Written exercise =
Find every line with the word "Глава". Copy those lines.

— Start of Entries supplied —

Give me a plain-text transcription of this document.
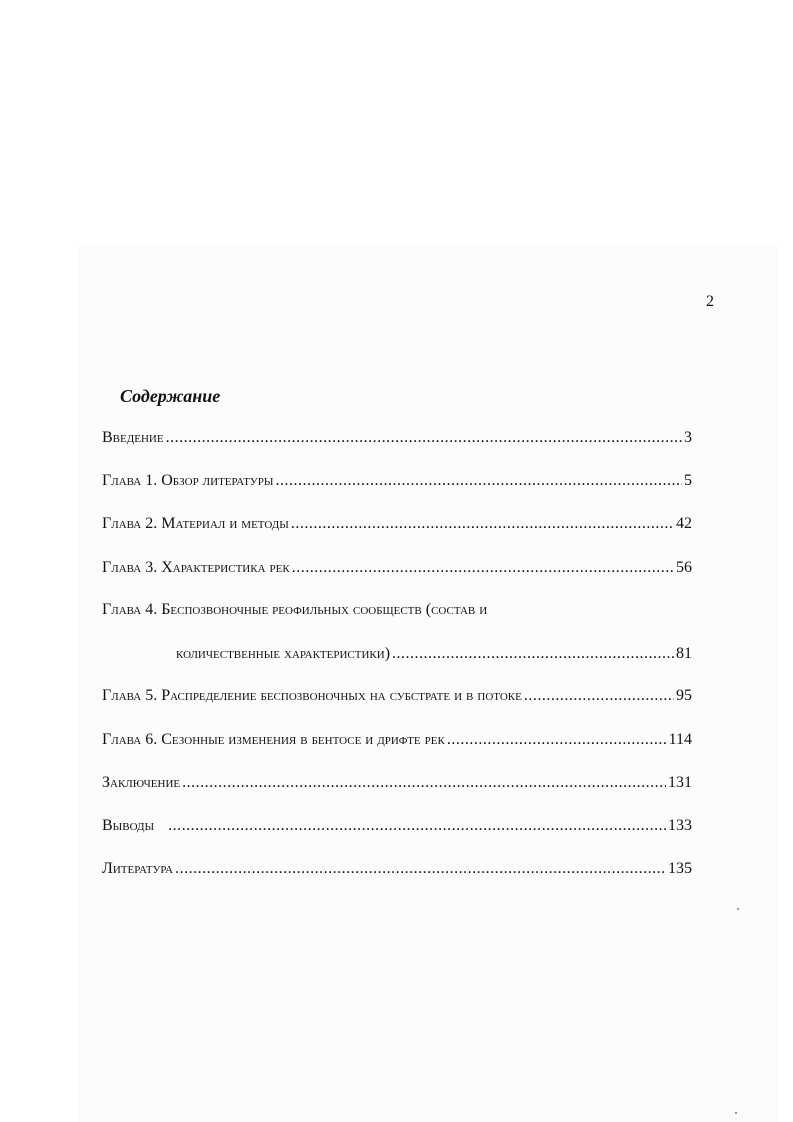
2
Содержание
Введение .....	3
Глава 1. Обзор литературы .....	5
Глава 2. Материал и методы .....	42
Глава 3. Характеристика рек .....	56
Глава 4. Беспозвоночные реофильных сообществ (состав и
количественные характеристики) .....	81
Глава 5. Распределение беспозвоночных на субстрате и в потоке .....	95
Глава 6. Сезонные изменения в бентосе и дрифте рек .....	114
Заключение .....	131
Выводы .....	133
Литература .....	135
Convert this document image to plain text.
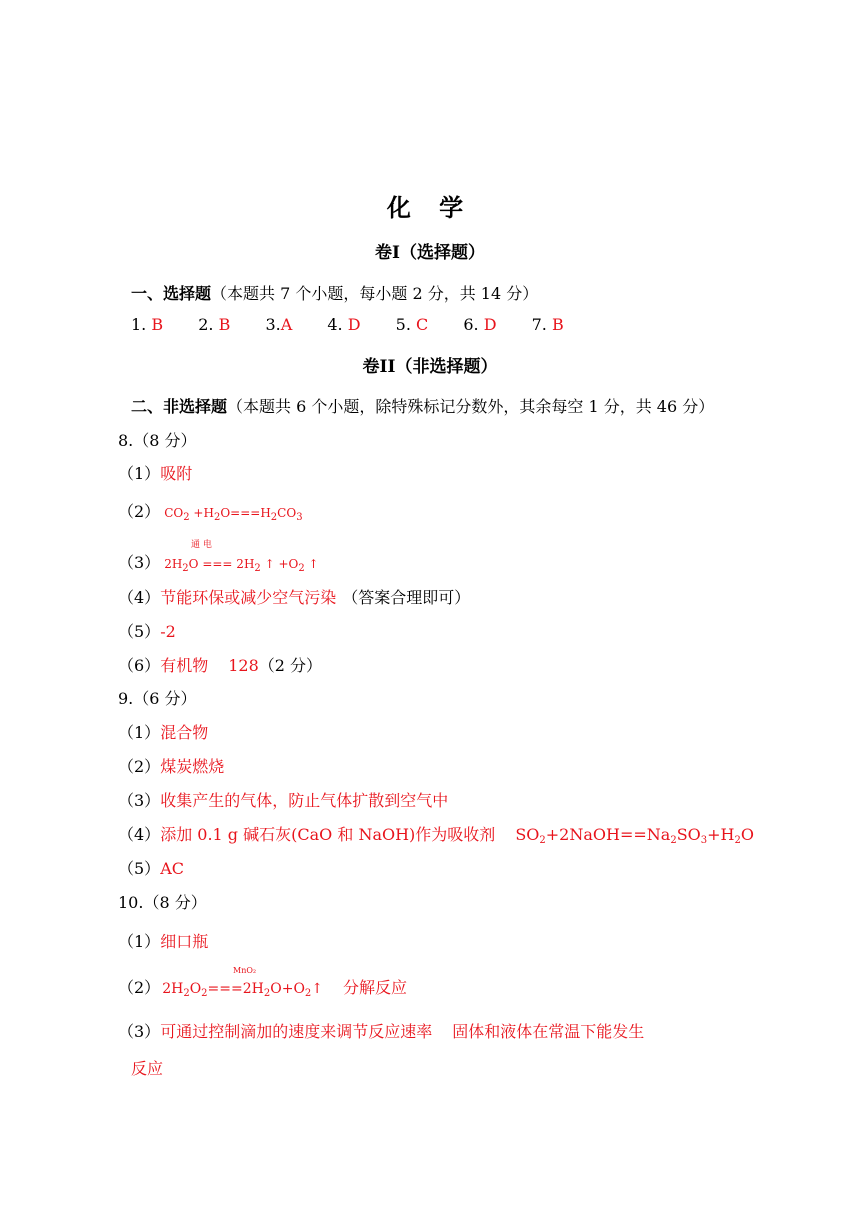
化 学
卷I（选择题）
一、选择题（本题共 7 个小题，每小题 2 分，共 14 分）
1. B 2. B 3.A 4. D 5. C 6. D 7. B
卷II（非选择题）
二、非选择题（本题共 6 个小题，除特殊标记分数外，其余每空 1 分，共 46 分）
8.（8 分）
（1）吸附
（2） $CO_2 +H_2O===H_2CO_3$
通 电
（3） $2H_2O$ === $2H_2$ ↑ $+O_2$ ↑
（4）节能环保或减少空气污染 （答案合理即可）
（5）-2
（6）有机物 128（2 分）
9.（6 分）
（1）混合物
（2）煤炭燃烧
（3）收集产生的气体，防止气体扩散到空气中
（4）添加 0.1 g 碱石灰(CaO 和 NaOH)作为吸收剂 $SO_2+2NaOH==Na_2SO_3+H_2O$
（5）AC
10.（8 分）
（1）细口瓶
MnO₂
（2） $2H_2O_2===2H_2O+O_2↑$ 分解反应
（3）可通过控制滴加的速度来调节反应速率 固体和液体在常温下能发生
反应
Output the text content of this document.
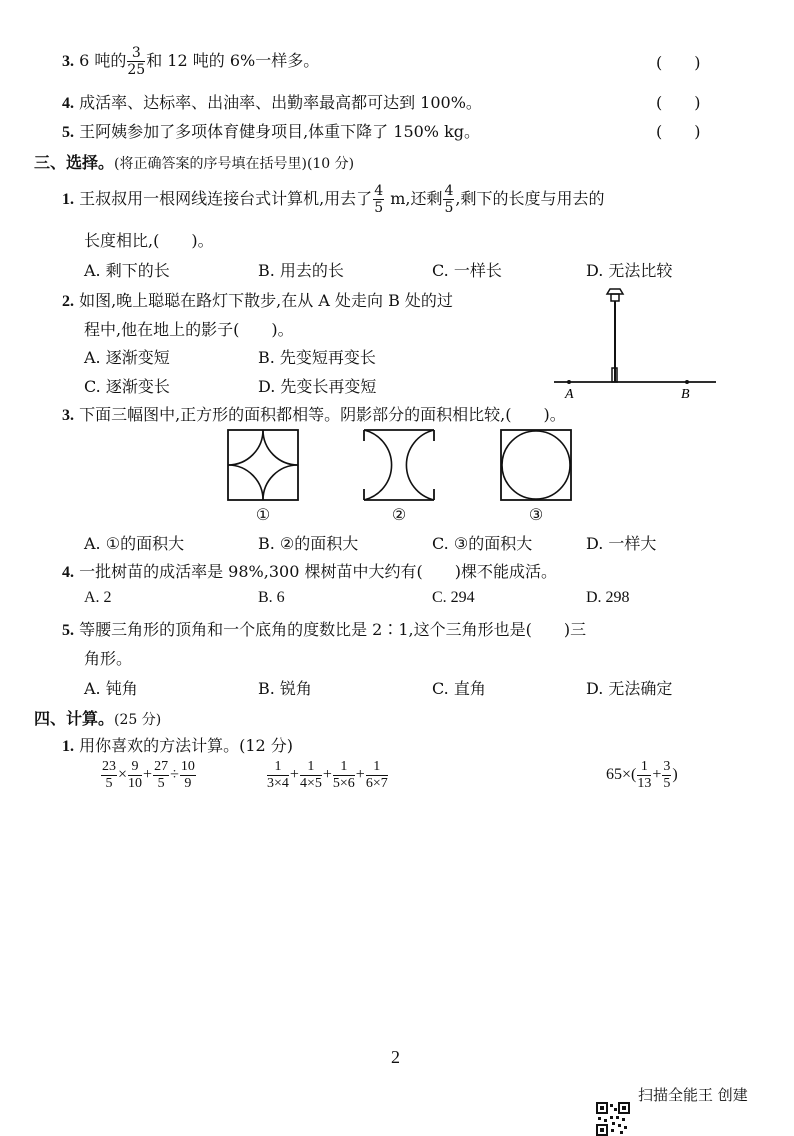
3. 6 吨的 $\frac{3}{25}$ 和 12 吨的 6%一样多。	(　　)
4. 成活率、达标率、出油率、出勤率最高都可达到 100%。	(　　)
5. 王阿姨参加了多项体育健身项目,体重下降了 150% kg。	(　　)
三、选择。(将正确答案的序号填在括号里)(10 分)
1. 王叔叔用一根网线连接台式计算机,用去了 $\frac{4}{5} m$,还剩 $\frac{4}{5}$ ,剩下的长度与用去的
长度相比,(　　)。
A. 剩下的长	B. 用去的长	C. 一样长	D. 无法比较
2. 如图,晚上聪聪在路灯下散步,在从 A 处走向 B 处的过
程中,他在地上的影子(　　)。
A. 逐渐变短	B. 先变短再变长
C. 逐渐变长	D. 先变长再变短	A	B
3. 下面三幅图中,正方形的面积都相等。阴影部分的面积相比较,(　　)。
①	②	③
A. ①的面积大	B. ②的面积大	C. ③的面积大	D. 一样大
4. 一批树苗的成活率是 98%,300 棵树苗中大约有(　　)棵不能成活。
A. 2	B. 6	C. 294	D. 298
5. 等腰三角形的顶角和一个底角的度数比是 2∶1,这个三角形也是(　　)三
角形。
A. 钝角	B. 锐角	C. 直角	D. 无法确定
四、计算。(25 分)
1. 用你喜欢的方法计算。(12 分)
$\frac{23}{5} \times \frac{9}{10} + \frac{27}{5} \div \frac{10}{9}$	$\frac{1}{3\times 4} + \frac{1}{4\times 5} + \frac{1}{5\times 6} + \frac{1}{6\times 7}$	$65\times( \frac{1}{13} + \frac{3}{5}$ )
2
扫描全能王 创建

— End of Entries supplied —
— Start of Entries supplied —

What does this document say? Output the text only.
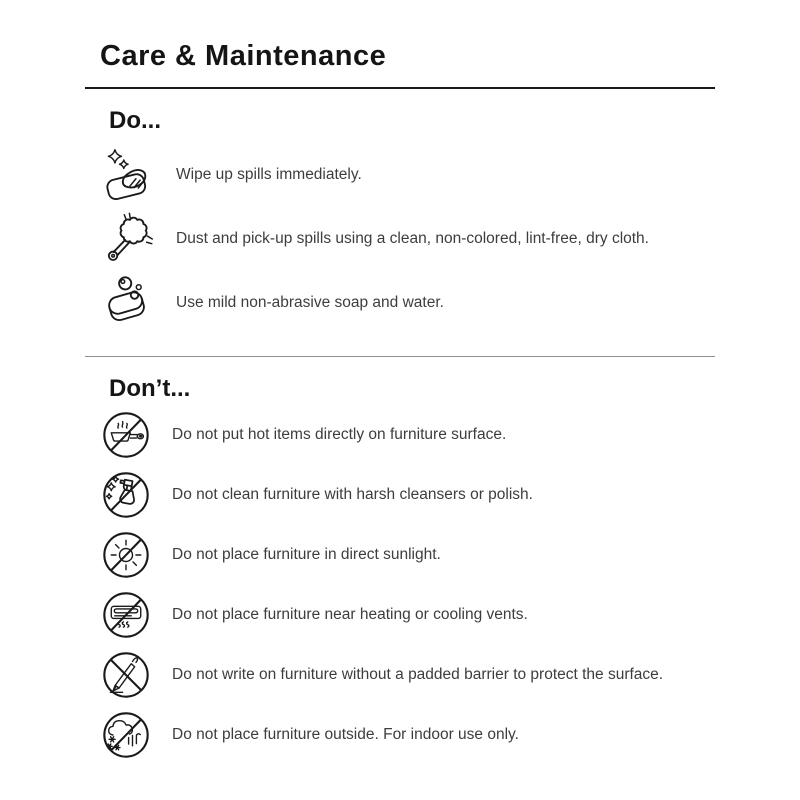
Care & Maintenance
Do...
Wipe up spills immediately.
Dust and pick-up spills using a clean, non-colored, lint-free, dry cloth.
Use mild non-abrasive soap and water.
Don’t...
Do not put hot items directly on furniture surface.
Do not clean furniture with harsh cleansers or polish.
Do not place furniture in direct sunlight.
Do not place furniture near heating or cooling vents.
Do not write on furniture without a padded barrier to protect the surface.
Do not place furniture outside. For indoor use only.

— End of Entries supplied —

Problem solution =
Глава 1. Обзор литературы .....	5
Глава 2. Материал и методы .....	42
Глава 3. Характеристика рек .....	56
Глава 4. Беспозвоночные реофильных сообществ (состав и
Глава 5. Распределение беспозвоночных на субстрате и в потоке .....	95
Глава 6. Сезонные изменения в бентосе и дрифте рек .....	114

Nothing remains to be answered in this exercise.